*Your task*: Each line containing the word "assez" should be found and copied.

*Records shown*:
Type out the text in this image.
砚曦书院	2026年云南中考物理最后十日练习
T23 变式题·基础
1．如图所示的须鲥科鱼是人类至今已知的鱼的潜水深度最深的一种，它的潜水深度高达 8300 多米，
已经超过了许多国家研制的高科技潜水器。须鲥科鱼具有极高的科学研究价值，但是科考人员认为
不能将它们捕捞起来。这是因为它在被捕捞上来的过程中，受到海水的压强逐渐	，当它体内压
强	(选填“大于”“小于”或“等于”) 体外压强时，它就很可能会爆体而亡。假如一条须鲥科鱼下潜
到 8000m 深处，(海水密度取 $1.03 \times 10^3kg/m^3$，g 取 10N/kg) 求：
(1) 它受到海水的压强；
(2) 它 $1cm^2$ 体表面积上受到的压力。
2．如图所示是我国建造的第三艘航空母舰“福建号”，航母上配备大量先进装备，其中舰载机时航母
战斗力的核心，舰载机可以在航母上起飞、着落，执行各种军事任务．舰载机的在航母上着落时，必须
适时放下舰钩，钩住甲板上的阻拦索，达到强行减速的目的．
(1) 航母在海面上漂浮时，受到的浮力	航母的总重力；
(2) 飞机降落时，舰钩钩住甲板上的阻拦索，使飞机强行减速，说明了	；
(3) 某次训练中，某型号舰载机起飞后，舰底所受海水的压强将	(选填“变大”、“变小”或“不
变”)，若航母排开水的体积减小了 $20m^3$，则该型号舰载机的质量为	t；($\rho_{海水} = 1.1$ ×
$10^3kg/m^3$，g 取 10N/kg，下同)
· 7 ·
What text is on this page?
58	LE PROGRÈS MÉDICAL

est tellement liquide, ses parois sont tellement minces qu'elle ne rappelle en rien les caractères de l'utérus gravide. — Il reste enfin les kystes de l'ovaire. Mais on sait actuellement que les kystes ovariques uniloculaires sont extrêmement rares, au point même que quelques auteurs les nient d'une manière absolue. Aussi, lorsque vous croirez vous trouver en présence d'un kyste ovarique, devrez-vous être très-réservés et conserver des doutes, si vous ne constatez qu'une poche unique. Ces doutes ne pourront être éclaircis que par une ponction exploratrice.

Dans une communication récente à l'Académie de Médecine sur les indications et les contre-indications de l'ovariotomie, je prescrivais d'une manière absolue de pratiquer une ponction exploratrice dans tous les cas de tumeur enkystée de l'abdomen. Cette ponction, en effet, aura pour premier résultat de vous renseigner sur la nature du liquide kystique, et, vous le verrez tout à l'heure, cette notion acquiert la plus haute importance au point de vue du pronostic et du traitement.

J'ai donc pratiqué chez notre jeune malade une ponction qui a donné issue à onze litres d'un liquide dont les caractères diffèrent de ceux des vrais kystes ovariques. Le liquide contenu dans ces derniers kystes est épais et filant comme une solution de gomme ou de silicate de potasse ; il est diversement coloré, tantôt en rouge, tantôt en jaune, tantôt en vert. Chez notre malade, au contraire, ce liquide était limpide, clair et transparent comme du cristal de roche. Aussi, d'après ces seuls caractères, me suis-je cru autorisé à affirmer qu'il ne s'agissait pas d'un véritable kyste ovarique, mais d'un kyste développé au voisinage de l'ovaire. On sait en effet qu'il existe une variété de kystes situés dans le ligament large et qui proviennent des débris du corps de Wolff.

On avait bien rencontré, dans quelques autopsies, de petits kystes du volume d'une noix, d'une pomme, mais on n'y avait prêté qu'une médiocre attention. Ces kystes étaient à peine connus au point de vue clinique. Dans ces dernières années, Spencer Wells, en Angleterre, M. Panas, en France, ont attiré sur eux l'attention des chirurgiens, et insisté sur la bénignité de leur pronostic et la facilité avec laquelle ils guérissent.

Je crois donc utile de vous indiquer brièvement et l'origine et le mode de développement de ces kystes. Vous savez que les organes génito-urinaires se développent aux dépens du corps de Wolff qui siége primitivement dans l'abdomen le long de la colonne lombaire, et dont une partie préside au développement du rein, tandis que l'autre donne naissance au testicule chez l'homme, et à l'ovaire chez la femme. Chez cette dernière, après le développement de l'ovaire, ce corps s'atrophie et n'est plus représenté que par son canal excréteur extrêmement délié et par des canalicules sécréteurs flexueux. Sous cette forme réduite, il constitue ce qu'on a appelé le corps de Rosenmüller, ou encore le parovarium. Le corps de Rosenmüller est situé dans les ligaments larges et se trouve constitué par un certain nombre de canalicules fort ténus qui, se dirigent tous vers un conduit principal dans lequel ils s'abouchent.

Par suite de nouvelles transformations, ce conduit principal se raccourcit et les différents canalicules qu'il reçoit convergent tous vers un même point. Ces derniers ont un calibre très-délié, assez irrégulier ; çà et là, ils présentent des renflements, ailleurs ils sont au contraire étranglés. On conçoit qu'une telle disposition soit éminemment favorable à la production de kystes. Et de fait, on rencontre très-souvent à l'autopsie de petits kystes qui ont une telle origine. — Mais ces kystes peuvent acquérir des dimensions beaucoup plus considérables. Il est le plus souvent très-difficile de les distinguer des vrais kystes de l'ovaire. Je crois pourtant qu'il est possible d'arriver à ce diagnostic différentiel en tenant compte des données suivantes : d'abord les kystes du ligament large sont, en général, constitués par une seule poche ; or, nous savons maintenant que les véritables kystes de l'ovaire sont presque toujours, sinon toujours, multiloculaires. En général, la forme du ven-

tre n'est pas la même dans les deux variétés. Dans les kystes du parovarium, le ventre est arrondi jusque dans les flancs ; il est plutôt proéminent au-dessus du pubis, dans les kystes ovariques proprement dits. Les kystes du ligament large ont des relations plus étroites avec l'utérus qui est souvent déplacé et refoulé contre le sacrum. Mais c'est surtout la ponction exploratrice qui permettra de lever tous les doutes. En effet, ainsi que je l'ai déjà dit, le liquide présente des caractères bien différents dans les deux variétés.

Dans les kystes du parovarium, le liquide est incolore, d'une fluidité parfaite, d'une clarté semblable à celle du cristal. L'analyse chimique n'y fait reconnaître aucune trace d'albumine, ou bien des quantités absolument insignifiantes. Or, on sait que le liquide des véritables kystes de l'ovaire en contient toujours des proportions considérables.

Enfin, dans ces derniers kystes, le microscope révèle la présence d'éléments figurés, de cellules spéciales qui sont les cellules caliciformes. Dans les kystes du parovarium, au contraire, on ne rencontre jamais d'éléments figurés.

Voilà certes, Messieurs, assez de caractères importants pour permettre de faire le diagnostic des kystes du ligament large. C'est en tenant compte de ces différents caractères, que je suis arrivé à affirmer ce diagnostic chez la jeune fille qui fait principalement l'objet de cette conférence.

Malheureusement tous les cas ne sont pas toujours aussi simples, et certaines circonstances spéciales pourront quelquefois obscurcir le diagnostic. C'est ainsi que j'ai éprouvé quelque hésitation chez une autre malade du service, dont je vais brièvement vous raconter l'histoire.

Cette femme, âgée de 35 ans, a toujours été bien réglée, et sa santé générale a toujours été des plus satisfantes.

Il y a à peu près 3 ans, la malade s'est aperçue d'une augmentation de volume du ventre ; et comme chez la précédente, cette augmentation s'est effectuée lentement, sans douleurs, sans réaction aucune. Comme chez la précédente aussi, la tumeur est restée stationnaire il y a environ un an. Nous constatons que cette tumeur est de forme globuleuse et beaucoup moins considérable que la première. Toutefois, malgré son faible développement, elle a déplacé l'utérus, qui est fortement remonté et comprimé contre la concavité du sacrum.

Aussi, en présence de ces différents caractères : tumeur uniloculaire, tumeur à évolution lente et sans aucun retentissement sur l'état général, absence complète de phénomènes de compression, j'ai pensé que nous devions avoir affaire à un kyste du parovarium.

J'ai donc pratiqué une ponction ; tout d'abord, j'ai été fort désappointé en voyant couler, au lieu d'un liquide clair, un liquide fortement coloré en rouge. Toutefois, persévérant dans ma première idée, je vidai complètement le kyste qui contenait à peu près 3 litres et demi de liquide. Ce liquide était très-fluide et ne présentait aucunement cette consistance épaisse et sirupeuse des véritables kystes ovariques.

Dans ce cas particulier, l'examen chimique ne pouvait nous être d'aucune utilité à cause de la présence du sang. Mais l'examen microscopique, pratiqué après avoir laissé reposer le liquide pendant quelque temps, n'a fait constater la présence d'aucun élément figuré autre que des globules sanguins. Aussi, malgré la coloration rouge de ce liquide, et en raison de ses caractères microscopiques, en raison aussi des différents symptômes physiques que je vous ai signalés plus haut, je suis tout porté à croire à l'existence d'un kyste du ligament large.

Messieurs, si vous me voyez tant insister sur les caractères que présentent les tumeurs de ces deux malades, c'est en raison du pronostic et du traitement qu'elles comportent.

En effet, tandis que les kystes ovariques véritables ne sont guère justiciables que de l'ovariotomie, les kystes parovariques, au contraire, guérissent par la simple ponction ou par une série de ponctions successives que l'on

*Solution for this exercise*:
Par suite de nouvelles transformations, ce conduit principal se raccourcit et les différents canalicules qu'il reçoit convergent tous vers un même point. Ces derniers ont un calibre très-délié, assez irrégulier ; çà et là, ils présentent des renflements, ailleurs ils sont au contraire étranglés. On conçoit qu'une telle disposition soit éminemment favorable à la production de kystes. Et de fait, on rencontre très-souvent à l'autopsie de petits kystes qui ont une telle origine. — Mais ces kystes peuvent acquérir des dimensions beaucoup plus considérables. Il est le plus souvent très-difficile de les distinguer des vrais kystes de l'ovaire. Je crois pourtant qu'il est possible d'arriver à ce diagnostic différentiel en tenant compte des données suivantes : d'abord les kystes du ligament large sont, en général, constitués par une seule poche ; or, nous savons maintenant que les véritables kystes de l'ovaire sont presque toujours, sinon toujours, multiloculaires. En général, la forme du ven-
Voilà certes, Messieurs, assez de caractères importants pour permettre de faire le diagnostic des kystes du ligament large. C'est en tenant compte de ces différents caractères, que je suis arrivé à affirmer ce diagnostic chez la jeune fille qui fait principalement l'objet de cette conférence.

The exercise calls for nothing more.